#### SUPPLIED INFORMATION
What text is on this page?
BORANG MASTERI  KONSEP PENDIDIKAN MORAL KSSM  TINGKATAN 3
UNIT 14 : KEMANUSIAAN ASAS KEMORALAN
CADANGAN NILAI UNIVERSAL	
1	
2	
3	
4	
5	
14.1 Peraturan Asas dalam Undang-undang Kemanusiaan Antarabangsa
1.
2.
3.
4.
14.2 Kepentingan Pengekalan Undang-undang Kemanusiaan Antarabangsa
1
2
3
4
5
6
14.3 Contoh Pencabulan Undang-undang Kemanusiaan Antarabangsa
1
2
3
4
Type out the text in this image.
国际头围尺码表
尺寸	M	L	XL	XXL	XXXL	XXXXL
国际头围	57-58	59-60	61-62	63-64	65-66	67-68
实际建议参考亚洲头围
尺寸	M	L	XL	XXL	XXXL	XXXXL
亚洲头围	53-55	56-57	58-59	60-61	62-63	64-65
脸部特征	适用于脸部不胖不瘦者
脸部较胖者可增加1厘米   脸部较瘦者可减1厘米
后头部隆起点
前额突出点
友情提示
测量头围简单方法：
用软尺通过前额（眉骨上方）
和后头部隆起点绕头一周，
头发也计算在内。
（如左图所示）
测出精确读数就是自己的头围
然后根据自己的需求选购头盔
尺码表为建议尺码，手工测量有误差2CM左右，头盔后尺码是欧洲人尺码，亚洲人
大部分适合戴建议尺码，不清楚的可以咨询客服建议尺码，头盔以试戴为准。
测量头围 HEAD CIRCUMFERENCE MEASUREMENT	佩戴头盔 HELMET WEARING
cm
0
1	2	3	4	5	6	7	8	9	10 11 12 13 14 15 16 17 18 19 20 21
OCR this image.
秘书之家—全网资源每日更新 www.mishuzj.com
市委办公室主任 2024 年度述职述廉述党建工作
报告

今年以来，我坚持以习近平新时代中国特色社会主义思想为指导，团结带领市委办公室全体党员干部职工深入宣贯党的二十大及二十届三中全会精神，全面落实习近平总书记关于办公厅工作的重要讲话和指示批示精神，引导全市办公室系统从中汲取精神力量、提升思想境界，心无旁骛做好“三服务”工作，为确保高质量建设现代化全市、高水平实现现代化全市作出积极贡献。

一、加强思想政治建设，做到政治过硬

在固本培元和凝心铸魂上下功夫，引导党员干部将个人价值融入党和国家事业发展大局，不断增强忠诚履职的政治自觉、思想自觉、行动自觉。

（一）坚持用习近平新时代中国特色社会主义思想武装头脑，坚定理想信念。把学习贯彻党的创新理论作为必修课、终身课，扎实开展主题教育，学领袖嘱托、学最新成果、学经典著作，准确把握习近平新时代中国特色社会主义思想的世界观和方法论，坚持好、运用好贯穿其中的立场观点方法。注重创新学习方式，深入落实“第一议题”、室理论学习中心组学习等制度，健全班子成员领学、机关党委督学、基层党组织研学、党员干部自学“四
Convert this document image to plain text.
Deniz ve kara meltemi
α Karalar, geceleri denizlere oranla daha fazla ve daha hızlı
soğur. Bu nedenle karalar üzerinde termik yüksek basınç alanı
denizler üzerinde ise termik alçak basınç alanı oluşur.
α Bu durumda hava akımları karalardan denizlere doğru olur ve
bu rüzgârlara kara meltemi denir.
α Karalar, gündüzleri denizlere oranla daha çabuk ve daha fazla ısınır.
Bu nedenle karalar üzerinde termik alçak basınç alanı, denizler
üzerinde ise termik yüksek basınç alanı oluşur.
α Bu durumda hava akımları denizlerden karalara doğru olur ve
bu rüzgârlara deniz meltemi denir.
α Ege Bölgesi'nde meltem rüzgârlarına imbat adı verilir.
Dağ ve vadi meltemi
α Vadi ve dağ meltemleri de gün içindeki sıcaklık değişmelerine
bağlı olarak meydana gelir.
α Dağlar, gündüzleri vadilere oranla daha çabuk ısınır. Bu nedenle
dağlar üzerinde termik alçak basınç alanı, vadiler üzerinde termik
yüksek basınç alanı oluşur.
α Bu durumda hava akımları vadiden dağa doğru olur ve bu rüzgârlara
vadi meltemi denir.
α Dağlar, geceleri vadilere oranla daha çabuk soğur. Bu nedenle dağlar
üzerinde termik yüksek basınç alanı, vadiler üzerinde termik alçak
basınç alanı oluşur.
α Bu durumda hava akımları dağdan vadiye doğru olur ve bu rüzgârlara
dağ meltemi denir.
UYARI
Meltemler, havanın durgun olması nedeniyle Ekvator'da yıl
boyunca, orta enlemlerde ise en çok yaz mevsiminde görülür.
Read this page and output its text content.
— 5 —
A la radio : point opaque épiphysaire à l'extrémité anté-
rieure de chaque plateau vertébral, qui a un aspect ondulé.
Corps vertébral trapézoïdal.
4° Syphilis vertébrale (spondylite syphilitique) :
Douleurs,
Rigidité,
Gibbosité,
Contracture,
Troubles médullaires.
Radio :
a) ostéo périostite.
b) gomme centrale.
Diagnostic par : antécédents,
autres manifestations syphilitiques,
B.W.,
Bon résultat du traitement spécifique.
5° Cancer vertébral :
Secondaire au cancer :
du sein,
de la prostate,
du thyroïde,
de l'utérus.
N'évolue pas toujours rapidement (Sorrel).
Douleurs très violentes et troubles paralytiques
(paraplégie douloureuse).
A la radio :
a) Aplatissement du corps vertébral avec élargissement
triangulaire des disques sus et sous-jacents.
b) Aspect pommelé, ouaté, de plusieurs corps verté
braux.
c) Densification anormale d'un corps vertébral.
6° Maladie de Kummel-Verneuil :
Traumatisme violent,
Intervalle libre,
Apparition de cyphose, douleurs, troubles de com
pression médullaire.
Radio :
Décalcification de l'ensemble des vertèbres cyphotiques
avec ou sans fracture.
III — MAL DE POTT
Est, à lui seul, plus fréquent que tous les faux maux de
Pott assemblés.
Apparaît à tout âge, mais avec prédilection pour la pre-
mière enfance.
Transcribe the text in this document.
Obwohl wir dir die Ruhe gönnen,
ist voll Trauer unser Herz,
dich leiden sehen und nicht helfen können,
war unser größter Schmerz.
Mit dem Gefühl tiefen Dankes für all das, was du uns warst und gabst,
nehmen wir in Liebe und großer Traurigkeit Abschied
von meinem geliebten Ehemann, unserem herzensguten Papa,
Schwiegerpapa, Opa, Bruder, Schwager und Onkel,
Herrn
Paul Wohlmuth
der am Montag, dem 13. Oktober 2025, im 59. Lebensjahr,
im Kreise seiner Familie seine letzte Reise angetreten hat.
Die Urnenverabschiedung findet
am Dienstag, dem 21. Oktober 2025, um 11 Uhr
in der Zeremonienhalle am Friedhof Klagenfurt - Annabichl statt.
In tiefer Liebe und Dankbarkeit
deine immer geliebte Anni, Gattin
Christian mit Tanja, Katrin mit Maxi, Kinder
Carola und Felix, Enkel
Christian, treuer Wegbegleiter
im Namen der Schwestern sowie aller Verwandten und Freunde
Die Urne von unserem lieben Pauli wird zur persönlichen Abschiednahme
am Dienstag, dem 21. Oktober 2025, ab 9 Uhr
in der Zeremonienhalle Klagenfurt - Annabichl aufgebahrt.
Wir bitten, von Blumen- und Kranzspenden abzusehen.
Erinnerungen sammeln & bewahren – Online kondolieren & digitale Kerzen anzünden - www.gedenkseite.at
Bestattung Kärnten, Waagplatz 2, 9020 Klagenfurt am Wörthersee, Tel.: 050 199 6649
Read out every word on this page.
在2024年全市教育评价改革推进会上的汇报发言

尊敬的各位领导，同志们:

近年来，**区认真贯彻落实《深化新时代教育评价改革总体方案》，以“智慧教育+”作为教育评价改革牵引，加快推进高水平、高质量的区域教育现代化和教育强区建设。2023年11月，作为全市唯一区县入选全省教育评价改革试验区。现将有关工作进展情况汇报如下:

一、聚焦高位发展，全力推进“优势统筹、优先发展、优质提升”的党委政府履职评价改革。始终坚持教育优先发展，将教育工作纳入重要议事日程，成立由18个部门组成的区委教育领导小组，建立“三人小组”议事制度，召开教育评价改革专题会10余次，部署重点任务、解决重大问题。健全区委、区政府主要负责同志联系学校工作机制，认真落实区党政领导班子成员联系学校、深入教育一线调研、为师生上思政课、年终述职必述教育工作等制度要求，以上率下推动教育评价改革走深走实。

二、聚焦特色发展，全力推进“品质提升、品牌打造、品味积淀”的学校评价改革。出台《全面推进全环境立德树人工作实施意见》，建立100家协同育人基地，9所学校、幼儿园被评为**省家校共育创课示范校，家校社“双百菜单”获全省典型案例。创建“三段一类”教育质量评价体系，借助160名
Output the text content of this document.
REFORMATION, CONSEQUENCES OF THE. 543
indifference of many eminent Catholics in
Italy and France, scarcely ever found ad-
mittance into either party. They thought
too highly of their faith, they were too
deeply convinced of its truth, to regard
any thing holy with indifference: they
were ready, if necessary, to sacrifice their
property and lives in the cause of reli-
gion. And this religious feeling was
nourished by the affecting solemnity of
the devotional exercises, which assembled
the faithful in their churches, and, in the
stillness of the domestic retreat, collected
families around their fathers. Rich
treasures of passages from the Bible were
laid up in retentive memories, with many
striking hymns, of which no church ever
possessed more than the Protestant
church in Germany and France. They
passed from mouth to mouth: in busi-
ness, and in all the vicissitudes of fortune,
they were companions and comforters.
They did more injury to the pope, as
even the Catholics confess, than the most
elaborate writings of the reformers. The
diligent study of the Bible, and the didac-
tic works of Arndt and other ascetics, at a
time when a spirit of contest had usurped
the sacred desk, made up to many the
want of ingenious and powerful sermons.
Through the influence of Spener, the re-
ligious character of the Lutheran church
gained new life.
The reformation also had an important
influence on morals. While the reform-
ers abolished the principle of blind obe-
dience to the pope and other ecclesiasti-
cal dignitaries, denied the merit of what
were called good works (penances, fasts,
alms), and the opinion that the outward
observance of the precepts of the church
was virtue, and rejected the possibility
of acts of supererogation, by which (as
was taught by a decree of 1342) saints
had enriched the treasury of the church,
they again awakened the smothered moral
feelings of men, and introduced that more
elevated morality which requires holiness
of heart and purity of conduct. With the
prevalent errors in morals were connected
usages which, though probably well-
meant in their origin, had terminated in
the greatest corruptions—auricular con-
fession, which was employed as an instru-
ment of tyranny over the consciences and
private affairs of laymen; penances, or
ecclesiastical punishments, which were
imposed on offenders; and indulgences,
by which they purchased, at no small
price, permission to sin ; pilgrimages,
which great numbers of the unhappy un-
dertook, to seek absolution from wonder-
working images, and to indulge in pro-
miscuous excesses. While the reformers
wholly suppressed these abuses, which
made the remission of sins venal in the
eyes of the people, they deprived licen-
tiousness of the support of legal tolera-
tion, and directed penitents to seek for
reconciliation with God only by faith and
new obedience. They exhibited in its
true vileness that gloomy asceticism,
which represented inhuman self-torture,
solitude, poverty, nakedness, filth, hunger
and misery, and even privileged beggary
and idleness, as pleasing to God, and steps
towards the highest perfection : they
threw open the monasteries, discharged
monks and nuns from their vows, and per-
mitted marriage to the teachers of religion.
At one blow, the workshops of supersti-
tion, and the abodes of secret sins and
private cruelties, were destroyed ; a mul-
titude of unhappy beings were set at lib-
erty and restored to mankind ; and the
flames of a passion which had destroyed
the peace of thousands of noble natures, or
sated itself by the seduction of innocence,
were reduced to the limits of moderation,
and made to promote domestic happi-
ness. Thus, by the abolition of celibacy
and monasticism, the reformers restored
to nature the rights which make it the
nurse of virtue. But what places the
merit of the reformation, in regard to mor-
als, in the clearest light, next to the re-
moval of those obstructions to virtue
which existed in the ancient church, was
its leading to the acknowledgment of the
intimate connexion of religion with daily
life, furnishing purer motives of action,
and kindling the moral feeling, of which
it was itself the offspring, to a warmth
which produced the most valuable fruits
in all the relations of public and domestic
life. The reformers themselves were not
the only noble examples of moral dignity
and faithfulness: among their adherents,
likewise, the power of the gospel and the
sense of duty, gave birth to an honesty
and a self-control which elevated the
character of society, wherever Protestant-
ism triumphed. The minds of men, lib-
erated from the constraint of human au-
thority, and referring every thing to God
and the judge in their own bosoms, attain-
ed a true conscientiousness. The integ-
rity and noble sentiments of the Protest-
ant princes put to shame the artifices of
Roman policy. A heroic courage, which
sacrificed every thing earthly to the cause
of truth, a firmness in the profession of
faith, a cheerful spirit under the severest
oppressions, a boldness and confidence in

#### TO BE DONE
Determine the number of lines containing "morals". Write only that number.

#### EXERCISE SOLUTION
2